* STATED PROBLEM
Gather all lines from the material that contain "expected".

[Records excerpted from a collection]
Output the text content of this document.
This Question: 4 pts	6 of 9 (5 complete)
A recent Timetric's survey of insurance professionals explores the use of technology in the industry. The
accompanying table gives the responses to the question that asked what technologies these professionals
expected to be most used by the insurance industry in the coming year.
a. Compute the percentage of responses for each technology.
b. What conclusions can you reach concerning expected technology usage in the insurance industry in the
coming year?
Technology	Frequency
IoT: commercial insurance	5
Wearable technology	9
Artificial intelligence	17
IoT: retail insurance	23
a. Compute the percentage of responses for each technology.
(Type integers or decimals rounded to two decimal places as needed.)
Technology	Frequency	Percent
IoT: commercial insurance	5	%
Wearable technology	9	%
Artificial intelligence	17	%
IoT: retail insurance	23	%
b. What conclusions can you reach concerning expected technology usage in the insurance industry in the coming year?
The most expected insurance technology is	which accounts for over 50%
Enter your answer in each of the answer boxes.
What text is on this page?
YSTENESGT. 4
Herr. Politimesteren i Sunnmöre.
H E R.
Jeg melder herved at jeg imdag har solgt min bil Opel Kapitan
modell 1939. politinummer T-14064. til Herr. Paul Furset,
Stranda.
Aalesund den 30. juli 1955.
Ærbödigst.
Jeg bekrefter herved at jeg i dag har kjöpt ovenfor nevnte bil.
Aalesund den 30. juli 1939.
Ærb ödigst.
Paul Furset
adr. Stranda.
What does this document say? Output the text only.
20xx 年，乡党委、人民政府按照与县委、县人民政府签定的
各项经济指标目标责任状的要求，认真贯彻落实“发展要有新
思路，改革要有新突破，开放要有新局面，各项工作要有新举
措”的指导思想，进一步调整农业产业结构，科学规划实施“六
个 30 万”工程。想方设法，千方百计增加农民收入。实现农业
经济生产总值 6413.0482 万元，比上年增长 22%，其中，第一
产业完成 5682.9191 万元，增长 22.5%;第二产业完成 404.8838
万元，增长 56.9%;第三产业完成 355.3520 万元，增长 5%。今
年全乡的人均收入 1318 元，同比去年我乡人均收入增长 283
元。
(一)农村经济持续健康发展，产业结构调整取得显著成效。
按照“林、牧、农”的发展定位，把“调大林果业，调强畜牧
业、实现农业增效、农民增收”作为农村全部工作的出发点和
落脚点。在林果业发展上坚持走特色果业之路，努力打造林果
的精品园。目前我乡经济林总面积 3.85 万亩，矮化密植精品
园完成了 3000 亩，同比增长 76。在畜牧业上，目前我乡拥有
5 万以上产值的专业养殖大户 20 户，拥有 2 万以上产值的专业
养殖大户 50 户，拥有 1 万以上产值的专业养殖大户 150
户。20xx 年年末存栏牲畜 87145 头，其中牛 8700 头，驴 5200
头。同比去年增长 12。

* RESULT BELOW
expected to be most used by the insurance industry in the coming year.
b. What conclusions can you reach concerning expected technology usage in the insurance industry in the
b. What conclusions can you reach concerning expected technology usage in the insurance industry in the coming year?
The most expected insurance technology is	which accounts for over 50%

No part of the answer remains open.